__Materials provided__.
------------

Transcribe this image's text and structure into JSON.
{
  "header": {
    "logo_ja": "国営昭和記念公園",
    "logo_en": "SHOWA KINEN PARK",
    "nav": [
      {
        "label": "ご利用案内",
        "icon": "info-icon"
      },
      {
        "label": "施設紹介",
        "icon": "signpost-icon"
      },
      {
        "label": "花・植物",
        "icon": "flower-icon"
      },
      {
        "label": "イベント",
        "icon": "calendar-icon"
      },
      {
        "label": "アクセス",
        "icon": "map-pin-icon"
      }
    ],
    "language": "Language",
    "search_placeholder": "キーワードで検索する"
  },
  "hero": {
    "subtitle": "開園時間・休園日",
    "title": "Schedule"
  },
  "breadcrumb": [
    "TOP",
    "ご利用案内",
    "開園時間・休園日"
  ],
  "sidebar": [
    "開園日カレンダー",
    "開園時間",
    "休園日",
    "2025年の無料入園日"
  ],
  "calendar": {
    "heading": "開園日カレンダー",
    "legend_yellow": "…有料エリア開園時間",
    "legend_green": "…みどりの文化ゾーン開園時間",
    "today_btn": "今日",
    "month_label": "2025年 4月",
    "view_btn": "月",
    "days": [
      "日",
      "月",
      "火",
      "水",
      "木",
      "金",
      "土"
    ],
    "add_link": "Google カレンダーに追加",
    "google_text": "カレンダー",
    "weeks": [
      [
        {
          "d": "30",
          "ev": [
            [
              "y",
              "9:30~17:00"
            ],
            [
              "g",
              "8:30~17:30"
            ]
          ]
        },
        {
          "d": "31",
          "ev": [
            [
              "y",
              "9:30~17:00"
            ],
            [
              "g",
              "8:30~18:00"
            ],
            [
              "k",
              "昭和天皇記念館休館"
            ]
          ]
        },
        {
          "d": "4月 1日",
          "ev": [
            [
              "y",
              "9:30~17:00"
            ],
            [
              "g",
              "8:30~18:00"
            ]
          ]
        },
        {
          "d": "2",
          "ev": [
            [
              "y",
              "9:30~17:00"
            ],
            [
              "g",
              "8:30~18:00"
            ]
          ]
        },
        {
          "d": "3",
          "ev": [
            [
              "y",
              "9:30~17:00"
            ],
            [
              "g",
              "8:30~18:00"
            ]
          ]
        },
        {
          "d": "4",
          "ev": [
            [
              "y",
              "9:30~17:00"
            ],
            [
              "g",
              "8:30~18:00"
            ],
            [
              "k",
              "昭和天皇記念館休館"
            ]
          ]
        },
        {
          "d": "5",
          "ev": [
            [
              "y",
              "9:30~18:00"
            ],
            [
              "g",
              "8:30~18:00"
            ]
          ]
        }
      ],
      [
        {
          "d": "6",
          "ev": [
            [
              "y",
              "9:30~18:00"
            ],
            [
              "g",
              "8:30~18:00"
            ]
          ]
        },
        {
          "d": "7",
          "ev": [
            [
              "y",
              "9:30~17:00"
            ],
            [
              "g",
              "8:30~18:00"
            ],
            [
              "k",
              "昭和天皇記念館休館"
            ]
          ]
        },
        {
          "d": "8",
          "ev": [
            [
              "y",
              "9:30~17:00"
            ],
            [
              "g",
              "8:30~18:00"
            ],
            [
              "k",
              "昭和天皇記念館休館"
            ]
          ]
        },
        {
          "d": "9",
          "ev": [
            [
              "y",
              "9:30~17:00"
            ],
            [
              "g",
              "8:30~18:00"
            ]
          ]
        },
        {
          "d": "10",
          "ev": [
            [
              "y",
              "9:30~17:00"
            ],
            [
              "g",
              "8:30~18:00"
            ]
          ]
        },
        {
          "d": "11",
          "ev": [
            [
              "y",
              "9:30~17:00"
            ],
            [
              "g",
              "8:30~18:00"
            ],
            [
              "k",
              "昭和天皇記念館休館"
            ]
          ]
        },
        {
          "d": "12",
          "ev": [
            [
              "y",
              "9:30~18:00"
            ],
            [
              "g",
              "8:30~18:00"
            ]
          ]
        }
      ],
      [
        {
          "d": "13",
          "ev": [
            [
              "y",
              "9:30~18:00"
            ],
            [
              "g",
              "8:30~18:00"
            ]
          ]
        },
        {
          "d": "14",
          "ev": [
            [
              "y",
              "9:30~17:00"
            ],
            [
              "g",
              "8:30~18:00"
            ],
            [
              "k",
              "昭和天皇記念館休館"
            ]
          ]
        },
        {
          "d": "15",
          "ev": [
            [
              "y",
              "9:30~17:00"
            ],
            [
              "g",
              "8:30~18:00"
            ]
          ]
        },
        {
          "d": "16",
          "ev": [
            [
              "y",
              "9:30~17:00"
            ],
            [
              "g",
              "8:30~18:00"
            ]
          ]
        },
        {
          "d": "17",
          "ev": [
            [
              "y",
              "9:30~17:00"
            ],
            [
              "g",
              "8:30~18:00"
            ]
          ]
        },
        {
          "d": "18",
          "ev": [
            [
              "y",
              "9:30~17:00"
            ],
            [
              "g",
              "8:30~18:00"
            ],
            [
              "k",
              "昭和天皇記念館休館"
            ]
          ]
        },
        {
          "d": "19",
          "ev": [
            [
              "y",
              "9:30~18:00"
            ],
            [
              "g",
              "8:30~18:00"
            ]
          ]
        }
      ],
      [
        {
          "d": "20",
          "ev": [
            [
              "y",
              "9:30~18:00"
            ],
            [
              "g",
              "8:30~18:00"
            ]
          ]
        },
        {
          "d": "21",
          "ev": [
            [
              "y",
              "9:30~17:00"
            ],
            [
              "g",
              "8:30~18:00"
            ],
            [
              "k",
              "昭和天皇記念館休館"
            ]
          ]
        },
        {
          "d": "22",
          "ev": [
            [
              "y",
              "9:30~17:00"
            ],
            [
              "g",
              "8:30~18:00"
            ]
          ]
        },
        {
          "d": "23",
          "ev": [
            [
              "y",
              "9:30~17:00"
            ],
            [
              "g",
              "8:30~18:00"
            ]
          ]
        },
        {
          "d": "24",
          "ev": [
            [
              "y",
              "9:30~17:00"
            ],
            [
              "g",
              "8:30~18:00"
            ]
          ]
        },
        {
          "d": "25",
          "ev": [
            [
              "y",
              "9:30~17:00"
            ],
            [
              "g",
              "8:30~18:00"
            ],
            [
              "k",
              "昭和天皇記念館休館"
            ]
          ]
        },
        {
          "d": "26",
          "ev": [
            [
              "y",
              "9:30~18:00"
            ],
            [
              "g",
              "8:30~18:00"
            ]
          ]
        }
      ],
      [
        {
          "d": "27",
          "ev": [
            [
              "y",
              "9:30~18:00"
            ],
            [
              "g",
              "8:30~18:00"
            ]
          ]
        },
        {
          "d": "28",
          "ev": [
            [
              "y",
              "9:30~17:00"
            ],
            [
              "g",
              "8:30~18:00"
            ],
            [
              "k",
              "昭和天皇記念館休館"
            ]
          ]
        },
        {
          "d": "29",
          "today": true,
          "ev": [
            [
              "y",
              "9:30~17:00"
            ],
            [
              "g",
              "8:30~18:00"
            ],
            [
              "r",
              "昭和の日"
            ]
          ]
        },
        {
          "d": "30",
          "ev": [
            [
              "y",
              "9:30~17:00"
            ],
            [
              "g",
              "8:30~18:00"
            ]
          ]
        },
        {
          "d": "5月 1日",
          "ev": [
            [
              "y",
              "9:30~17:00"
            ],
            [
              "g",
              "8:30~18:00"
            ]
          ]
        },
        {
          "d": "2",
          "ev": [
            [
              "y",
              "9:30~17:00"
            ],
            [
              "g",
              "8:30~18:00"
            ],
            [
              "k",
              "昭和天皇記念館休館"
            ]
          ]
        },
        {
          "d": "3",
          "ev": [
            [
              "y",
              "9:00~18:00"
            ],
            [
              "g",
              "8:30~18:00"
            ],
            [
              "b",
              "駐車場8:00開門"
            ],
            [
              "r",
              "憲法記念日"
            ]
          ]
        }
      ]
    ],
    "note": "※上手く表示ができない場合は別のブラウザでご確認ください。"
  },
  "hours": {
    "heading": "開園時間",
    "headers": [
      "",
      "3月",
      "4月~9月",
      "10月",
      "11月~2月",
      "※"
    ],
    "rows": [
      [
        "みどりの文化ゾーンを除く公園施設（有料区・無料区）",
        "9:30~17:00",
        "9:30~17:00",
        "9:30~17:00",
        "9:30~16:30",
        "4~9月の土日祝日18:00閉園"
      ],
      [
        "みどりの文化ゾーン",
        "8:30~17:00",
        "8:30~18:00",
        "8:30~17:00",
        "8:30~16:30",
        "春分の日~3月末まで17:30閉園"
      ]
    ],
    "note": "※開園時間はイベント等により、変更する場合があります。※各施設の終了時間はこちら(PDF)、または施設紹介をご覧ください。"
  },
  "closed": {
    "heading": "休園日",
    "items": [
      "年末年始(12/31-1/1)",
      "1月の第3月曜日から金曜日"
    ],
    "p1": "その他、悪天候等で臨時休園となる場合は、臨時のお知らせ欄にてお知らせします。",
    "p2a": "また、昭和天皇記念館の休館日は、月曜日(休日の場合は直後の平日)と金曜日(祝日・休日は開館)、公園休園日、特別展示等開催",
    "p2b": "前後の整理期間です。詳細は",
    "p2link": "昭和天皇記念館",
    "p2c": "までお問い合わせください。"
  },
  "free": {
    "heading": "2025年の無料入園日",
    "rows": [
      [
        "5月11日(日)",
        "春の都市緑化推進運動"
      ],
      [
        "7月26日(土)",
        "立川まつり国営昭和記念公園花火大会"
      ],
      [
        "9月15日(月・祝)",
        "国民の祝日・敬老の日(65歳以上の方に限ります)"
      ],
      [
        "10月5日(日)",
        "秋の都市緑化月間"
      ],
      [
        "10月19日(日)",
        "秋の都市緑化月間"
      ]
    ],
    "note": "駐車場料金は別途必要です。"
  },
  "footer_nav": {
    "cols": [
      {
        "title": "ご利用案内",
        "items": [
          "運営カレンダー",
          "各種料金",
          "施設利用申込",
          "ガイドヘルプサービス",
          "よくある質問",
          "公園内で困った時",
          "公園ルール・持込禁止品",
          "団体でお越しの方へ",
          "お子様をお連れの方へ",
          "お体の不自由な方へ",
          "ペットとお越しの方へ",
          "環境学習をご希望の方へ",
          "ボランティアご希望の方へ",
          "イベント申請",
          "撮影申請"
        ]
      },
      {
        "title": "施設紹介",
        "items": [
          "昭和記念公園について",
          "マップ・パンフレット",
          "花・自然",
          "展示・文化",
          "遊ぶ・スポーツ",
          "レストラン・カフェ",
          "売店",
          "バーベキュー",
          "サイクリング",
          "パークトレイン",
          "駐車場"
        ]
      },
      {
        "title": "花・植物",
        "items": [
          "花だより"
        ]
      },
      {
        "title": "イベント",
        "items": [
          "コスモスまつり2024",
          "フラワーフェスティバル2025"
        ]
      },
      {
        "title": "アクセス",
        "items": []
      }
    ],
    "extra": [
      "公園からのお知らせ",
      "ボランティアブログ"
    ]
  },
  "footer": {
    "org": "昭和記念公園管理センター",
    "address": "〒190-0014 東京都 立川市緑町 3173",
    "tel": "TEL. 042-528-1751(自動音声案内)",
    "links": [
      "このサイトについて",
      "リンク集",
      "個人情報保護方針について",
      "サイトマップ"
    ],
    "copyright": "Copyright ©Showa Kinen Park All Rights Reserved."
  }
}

------------

Find the word "heading" in the records and pull out each line that has it.

__Final result__.
    "heading": "開園日カレンダー",
    "heading": "開園時間",
    "heading": "休園日",
    "heading": "2025年の無料入園日",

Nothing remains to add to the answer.